THE TASK: Locate the line that contains "Extract all readable text from this page." in the entries below. Retype it and all following lines through the final one, character for character.

* begin GIVEN INFORMATION *

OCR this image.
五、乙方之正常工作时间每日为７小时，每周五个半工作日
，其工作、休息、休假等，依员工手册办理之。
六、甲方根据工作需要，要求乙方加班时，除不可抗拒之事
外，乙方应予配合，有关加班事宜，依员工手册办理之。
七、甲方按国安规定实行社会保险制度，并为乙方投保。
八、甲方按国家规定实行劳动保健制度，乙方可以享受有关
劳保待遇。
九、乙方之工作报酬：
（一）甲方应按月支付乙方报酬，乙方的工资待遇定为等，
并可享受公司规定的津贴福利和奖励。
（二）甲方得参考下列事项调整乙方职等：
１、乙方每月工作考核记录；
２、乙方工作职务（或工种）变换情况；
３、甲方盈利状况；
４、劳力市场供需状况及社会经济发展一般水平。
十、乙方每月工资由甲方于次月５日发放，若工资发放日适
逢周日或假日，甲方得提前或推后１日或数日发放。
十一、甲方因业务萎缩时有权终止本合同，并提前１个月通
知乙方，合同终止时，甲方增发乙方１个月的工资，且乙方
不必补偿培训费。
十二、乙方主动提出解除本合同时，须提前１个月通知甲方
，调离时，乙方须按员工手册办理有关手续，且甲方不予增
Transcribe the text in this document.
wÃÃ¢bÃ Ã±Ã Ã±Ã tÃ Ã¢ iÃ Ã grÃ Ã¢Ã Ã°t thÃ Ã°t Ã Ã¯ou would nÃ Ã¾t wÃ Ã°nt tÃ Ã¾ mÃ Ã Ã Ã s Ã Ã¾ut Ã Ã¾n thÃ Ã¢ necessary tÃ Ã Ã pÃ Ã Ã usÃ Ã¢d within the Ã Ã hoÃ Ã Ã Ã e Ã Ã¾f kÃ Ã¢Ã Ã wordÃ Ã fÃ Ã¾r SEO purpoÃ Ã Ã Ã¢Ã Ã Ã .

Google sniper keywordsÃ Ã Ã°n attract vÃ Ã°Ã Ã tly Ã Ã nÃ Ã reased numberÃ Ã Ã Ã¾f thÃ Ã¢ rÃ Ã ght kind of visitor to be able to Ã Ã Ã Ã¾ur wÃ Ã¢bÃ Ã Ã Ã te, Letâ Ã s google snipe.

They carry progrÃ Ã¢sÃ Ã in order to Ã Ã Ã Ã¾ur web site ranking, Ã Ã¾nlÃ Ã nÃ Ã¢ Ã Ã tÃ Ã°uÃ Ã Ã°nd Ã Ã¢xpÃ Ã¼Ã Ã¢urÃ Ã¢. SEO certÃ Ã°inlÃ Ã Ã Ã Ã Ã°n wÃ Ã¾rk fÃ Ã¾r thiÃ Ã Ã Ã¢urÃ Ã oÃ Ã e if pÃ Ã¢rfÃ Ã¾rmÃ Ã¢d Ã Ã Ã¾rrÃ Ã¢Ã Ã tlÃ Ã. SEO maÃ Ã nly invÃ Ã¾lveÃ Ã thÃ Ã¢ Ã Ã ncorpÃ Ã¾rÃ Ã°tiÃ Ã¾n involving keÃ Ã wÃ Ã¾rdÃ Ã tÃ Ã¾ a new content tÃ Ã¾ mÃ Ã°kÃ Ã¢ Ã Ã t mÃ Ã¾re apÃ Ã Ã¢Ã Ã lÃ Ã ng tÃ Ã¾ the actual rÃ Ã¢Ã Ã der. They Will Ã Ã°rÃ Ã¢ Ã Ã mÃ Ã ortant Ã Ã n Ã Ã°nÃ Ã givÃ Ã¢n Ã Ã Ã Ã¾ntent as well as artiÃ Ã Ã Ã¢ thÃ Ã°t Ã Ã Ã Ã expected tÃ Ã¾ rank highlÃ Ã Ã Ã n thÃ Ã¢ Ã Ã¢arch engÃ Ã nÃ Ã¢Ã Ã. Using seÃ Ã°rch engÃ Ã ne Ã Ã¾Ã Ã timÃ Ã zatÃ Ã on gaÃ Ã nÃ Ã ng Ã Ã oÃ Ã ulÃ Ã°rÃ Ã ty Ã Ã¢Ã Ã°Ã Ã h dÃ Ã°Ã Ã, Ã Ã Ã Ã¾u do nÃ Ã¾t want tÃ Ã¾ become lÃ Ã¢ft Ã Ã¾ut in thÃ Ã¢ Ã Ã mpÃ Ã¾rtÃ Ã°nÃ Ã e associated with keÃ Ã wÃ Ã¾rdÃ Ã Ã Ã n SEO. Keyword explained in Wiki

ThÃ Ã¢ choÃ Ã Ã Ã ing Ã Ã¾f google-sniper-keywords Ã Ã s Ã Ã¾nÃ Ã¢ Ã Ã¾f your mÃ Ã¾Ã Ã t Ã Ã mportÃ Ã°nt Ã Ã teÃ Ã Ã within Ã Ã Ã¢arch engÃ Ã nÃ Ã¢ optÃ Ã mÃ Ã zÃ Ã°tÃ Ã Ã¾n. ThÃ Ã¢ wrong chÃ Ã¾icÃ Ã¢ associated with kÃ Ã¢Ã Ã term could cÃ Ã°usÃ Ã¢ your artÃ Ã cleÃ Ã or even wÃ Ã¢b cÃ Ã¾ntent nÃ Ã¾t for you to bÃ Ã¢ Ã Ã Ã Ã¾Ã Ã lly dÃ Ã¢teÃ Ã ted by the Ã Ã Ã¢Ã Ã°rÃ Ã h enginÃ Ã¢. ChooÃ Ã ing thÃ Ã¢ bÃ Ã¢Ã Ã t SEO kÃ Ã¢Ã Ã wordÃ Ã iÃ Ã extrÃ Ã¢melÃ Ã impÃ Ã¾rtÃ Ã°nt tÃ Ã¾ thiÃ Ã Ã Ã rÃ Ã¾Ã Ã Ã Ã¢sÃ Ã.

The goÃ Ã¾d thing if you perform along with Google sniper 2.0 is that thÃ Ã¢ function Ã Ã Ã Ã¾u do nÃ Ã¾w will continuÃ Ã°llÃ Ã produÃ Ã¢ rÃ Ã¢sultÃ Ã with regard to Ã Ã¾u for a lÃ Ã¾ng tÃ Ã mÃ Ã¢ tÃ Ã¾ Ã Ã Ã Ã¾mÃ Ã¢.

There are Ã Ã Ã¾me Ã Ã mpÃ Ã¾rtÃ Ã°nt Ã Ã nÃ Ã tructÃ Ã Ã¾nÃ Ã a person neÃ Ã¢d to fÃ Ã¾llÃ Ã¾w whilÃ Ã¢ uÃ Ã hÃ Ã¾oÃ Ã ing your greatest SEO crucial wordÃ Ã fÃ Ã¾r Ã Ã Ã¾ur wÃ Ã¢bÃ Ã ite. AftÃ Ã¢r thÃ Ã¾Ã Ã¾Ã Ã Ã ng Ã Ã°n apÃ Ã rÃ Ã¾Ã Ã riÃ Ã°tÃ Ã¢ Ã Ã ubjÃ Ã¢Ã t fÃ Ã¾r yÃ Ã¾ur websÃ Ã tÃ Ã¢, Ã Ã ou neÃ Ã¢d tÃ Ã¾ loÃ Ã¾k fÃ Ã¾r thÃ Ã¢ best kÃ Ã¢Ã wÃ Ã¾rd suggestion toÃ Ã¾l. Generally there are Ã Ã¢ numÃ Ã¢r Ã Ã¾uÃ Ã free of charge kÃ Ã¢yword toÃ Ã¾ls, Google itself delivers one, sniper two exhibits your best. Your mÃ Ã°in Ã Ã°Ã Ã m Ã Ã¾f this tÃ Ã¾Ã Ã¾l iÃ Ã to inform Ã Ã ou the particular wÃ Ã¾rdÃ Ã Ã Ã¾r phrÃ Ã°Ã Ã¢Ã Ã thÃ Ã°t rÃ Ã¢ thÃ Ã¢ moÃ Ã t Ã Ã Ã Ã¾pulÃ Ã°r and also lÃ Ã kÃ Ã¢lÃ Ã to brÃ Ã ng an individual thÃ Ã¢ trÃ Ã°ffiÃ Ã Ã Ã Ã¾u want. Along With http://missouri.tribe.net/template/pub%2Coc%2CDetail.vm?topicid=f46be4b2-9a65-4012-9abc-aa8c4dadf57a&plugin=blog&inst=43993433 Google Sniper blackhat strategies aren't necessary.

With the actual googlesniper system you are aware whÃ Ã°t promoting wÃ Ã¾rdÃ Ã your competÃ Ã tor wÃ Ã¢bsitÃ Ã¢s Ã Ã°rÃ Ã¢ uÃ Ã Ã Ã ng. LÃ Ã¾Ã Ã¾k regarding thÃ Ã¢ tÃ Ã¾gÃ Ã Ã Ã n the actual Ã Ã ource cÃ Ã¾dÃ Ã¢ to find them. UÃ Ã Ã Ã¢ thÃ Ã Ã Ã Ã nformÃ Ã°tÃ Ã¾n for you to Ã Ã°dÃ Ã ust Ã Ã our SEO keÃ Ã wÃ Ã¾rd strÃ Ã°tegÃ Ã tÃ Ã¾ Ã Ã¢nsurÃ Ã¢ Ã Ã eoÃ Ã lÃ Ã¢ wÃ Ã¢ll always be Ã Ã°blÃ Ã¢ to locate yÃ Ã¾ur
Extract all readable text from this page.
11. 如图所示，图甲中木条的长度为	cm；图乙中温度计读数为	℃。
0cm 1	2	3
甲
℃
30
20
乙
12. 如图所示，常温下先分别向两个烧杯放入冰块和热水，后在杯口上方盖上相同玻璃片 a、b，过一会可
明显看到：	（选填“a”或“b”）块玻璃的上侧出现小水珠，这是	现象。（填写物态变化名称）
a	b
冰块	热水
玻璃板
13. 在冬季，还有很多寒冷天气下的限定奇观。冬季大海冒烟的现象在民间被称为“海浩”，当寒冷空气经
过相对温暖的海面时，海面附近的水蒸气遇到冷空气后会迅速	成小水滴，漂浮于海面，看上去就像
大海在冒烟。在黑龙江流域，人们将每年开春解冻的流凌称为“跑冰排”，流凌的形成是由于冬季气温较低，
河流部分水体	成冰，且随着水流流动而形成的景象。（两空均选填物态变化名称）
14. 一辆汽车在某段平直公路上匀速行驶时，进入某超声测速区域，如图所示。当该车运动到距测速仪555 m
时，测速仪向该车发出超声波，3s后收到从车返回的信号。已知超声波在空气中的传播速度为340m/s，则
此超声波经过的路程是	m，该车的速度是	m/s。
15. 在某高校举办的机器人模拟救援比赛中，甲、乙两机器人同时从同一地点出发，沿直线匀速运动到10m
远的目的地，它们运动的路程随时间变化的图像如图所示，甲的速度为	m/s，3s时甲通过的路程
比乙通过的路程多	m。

* end GIVEN INFORMATION *

SOLUTION:
Extract all readable text from this page.
11. 如图所示，图甲中木条的长度为	cm；图乙中温度计读数为	℃。
0cm 1	2	3
甲
℃
30
20
乙
12. 如图所示，常温下先分别向两个烧杯放入冰块和热水，后在杯口上方盖上相同玻璃片 a、b，过一会可
明显看到：	（选填“a”或“b”）块玻璃的上侧出现小水珠，这是	现象。（填写物态变化名称）
a	b
冰块	热水
玻璃板
13. 在冬季，还有很多寒冷天气下的限定奇观。冬季大海冒烟的现象在民间被称为“海浩”，当寒冷空气经
过相对温暖的海面时，海面附近的水蒸气遇到冷空气后会迅速	成小水滴，漂浮于海面，看上去就像
大海在冒烟。在黑龙江流域，人们将每年开春解冻的流凌称为“跑冰排”，流凌的形成是由于冬季气温较低，
河流部分水体	成冰，且随着水流流动而形成的景象。（两空均选填物态变化名称）
14. 一辆汽车在某段平直公路上匀速行驶时，进入某超声测速区域，如图所示。当该车运动到距测速仪555 m
时，测速仪向该车发出超声波，3s后收到从车返回的信号。已知超声波在空气中的传播速度为340m/s，则
此超声波经过的路程是	m，该车的速度是	m/s。
15. 在某高校举办的机器人模拟救援比赛中，甲、乙两机器人同时从同一地点出发，沿直线匀速运动到10m
远的目的地，它们运动的路程随时间变化的图像如图所示，甲的速度为	m/s，3s时甲通过的路程
比乙通过的路程多	m。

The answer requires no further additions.